* **What this task involves**
Quote every entry below word for word, leaving the pictures out of your answer.

* **Supplied information**

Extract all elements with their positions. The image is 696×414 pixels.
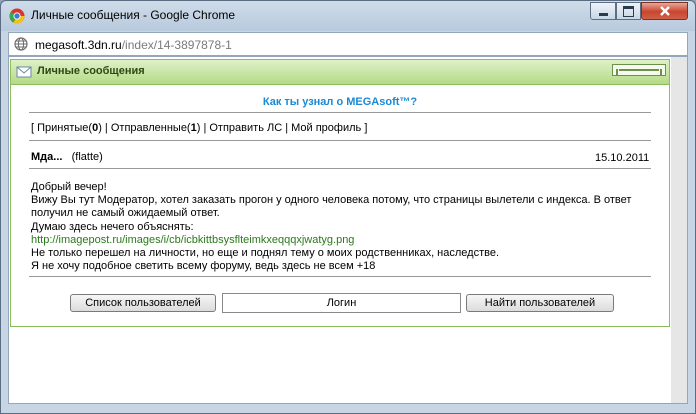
nav-inbox-link[interactable]: Принятые(0) <box>37 122 102 134</box>
page-content: Личные сообщения Как ты узнал о MEGAsoft… <box>8 56 688 404</box>
maximize-button[interactable] <box>616 2 641 20</box>
message-body: Добрый вечер! Вижу Вы тут Модератор, хот… <box>31 181 661 273</box>
message-line: Вижу Вы тут Модератор, хотел заказать пр… <box>31 194 632 207</box>
nav-send-message-link[interactable]: Отправить ЛС <box>209 122 282 134</box>
url-text: megasoft.3dn.ru/index/14-3897878-1 <box>35 38 232 52</box>
panel-header: Личные сообщения <box>11 60 669 85</box>
find-users-button[interactable]: Найти пользователей <box>466 294 614 312</box>
nav-inbox-label: Принятые( <box>37 122 93 134</box>
nav-bracket: ] <box>361 122 368 134</box>
url-host: megasoft.3dn.ru <box>35 38 122 52</box>
window-title: Личные сообщения - Google Chrome <box>31 8 236 22</box>
login-search-input[interactable]: Логин <box>222 293 461 313</box>
browser-window: Личные сообщения - Google Chrome megasof… <box>0 0 696 414</box>
close-icon <box>659 6 670 16</box>
page-background <box>9 327 687 403</box>
message-line: Не только перешел на личности, но еще и … <box>31 247 500 260</box>
messages-panel: Личные сообщения Как ты узнал о MEGAsoft… <box>10 59 670 327</box>
message-line: получил не самый ожидаемый ответ. <box>31 207 220 220</box>
nav-separator: | <box>282 122 292 134</box>
address-bar[interactable]: megasoft.3dn.ru/index/14-3897878-1 <box>8 32 688 56</box>
nav-sent-label: Отправленные( <box>110 122 191 134</box>
chrome-logo-icon <box>9 8 25 24</box>
close-button[interactable] <box>641 2 688 20</box>
nav-separator: | <box>101 122 111 134</box>
panel-title: Личные сообщения <box>37 65 145 77</box>
divider <box>29 276 651 277</box>
divider <box>29 140 651 141</box>
message-date: 15.10.2011 <box>595 152 650 164</box>
maximize-icon <box>623 5 634 17</box>
minimize-button[interactable] <box>590 2 616 20</box>
title-bar[interactable]: Личные сообщения - Google Chrome <box>1 1 695 31</box>
sender-name[interactable]: Мда... <box>31 151 62 163</box>
message-link[interactable]: http://imagepost.ru/images/i/cb/icbkittb… <box>31 234 661 247</box>
sender-login[interactable]: (flatte) <box>72 151 103 163</box>
message-line: Я не хочу подобное светить всему форуму,… <box>31 260 376 273</box>
divider <box>29 112 651 113</box>
message-sender: Мда... (flatte) <box>31 151 103 163</box>
message-nav: [ Принятые(0) | Отправленные(1) | Отправ… <box>31 122 367 134</box>
envelope-icon <box>16 66 32 78</box>
nav-sent-link[interactable]: Отправленные(1) <box>111 122 201 134</box>
message-line: Добрый вечер! <box>31 181 107 193</box>
page-scroll-area <box>671 57 687 403</box>
globe-icon <box>14 37 28 51</box>
user-list-button[interactable]: Список пользователей <box>70 294 216 312</box>
minimize-icon <box>598 12 608 16</box>
message-line: Думаю здесь нечего объяснять: <box>31 220 194 233</box>
divider <box>29 168 651 169</box>
message-subject: Как ты узнал о MEGAsoft™? <box>262 96 418 108</box>
panel-collapse-button[interactable] <box>612 64 666 76</box>
nav-profile-link[interactable]: Мой профиль <box>291 122 361 134</box>
url-path: /index/14-3897878-1 <box>121 38 232 52</box>
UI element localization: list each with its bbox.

* **Answer for the task**
Extract all elements with their positions. The image is 696×414 pixels.
nav-inbox-link[interactable]: Принятые(0) <box>37 122 102 134</box>
page-content: Личные сообщения Как ты узнал о MEGAsoft… <box>8 56 688 404</box>
maximize-button[interactable] <box>616 2 641 20</box>
message-body: Добрый вечер! Вижу Вы тут Модератор, хот… <box>31 181 661 273</box>
message-line: Вижу Вы тут Модератор, хотел заказать пр… <box>31 194 632 207</box>
nav-send-message-link[interactable]: Отправить ЛС <box>209 122 282 134</box>
url-text: megasoft.3dn.ru/index/14-3897878-1 <box>35 38 232 52</box>
panel-header: Личные сообщения <box>11 60 669 85</box>
find-users-button[interactable]: Найти пользователей <box>466 294 614 312</box>
nav-inbox-label: Принятые( <box>37 122 93 134</box>
nav-bracket: ] <box>361 122 368 134</box>
url-host: megasoft.3dn.ru <box>35 38 122 52</box>
window-title: Личные сообщения - Google Chrome <box>31 8 236 22</box>
login-search-input[interactable]: Логин <box>222 293 461 313</box>
browser-window: Личные сообщения - Google Chrome megasof… <box>0 0 696 414</box>
close-icon <box>659 6 670 16</box>
page-background <box>9 327 687 403</box>
message-line: Не только перешел на личности, но еще и … <box>31 247 500 260</box>
messages-panel: Личные сообщения Как ты узнал о MEGAsoft… <box>10 59 670 327</box>
message-line: получил не самый ожидаемый ответ. <box>31 207 220 220</box>
nav-separator: | <box>282 122 292 134</box>
address-bar[interactable]: megasoft.3dn.ru/index/14-3897878-1 <box>8 32 688 56</box>
nav-sent-label: Отправленные( <box>110 122 191 134</box>
chrome-logo-icon <box>9 8 25 24</box>
close-button[interactable] <box>641 2 688 20</box>
nav-separator: | <box>101 122 111 134</box>
panel-title: Личные сообщения <box>37 65 145 77</box>
divider <box>29 276 651 277</box>
divider <box>29 140 651 141</box>
message-date: 15.10.2011 <box>595 152 650 164</box>
maximize-icon <box>623 5 634 17</box>
minimize-button[interactable] <box>590 2 616 20</box>
title-bar[interactable]: Личные сообщения - Google Chrome <box>1 1 695 31</box>
sender-name[interactable]: Мда... <box>31 151 62 163</box>
message-link[interactable]: http://imagepost.ru/images/i/cb/icbkittb… <box>31 234 661 247</box>
sender-login[interactable]: (flatte) <box>72 151 103 163</box>
message-line: Я не хочу подобное светить всему форуму,… <box>31 260 376 273</box>
divider <box>29 112 651 113</box>
message-sender: Мда... (flatte) <box>31 151 103 163</box>
message-nav: [ Принятые(0) | Отправленные(1) | Отправ… <box>31 122 367 134</box>
envelope-icon <box>16 66 32 78</box>
nav-sent-link[interactable]: Отправленные(1) <box>111 122 201 134</box>
message-line: Добрый вечер! <box>31 181 107 193</box>
page-scroll-area <box>671 57 687 403</box>
globe-icon <box>14 37 28 51</box>
user-list-button[interactable]: Список пользователей <box>70 294 216 312</box>
minimize-icon <box>598 12 608 16</box>
message-line: Думаю здесь нечего объяснять: <box>31 220 194 233</box>
divider <box>29 168 651 169</box>
message-subject: Как ты узнал о MEGAsoft™? <box>262 96 418 108</box>
panel-collapse-button[interactable] <box>612 64 666 76</box>
nav-profile-link[interactable]: Мой профиль <box>291 122 361 134</box>
url-path: /index/14-3897878-1 <box>121 38 232 52</box>
UI element localization: list each with its bbox.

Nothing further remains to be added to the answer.